Work to complete: Select, from the data, each line where "right" occurs.

-- Start of Input records --

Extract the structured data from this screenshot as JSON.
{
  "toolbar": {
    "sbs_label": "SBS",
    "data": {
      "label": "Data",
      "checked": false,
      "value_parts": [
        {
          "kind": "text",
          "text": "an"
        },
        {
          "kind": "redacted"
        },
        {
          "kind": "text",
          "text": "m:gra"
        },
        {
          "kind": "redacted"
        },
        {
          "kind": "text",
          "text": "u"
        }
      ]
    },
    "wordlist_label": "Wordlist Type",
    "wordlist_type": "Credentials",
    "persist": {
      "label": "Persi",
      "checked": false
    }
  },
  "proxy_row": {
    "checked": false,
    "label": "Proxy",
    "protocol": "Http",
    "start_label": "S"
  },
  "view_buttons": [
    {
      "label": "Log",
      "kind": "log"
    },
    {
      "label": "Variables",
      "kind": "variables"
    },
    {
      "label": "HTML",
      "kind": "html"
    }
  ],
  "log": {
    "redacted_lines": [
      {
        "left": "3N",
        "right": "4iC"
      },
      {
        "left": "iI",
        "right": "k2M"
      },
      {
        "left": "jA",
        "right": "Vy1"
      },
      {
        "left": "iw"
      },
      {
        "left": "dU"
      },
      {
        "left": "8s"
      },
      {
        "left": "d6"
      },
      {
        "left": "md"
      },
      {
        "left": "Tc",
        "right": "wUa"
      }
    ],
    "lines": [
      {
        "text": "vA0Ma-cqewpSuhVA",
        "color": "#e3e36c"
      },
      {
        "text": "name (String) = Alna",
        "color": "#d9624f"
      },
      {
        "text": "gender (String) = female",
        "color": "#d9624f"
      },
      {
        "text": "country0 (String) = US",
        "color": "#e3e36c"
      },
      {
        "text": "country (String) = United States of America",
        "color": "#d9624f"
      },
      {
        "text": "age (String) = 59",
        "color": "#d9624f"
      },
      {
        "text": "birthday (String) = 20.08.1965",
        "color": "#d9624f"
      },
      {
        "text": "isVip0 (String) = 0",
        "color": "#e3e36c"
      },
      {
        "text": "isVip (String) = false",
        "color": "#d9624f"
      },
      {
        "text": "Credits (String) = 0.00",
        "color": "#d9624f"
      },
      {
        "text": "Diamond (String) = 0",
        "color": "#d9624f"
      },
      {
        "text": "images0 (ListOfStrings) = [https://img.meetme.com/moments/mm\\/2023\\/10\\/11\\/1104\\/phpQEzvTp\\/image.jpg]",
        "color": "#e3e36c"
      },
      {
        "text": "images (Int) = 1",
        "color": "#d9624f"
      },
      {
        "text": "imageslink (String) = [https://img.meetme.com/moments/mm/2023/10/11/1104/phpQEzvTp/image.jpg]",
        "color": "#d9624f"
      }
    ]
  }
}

-- End of Input records --

Response to the task:
        "right": "4iC"
        "right": "k2M"
        "right": "Vy1"
        "right": "wUa"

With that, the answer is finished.